[Entries from a dataset]
= = = = = = =
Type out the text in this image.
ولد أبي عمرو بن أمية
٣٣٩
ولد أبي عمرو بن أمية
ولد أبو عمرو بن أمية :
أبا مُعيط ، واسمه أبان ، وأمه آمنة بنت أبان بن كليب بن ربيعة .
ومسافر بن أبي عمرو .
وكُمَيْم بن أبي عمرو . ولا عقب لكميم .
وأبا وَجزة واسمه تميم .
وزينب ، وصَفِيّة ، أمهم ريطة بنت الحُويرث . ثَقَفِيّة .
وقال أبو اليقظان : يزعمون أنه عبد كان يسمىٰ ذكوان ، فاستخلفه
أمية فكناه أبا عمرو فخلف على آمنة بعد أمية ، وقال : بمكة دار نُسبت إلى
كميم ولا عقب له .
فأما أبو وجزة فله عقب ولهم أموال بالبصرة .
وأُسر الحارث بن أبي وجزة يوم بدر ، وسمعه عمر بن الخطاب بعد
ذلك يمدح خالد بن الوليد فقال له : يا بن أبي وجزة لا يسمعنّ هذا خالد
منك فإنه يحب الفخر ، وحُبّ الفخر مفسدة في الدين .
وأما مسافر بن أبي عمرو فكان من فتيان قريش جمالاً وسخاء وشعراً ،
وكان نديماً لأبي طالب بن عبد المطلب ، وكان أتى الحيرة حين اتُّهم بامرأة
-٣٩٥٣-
= = = = = = =
Instructions to follow
Copy down the material exactly as written.

Exercise result
Type out the text in this image.
ولد أبي عمرو بن أمية
٣٣٩
ولد أبي عمرو بن أمية
ولد أبو عمرو بن أمية :
أبا مُعيط ، واسمه أبان ، وأمه آمنة بنت أبان بن كليب بن ربيعة .
ومسافر بن أبي عمرو .
وكُمَيْم بن أبي عمرو . ولا عقب لكميم .
وأبا وَجزة واسمه تميم .
وزينب ، وصَفِيّة ، أمهم ريطة بنت الحُويرث . ثَقَفِيّة .
وقال أبو اليقظان : يزعمون أنه عبد كان يسمىٰ ذكوان ، فاستخلفه
أمية فكناه أبا عمرو فخلف على آمنة بعد أمية ، وقال : بمكة دار نُسبت إلى
كميم ولا عقب له .
فأما أبو وجزة فله عقب ولهم أموال بالبصرة .
وأُسر الحارث بن أبي وجزة يوم بدر ، وسمعه عمر بن الخطاب بعد
ذلك يمدح خالد بن الوليد فقال له : يا بن أبي وجزة لا يسمعنّ هذا خالد
منك فإنه يحب الفخر ، وحُبّ الفخر مفسدة في الدين .
وأما مسافر بن أبي عمرو فكان من فتيان قريش جمالاً وسخاء وشعراً ،
وكان نديماً لأبي طالب بن عبد المطلب ، وكان أتى الحيرة حين اتُّهم بامرأة
-٣٩٥٣-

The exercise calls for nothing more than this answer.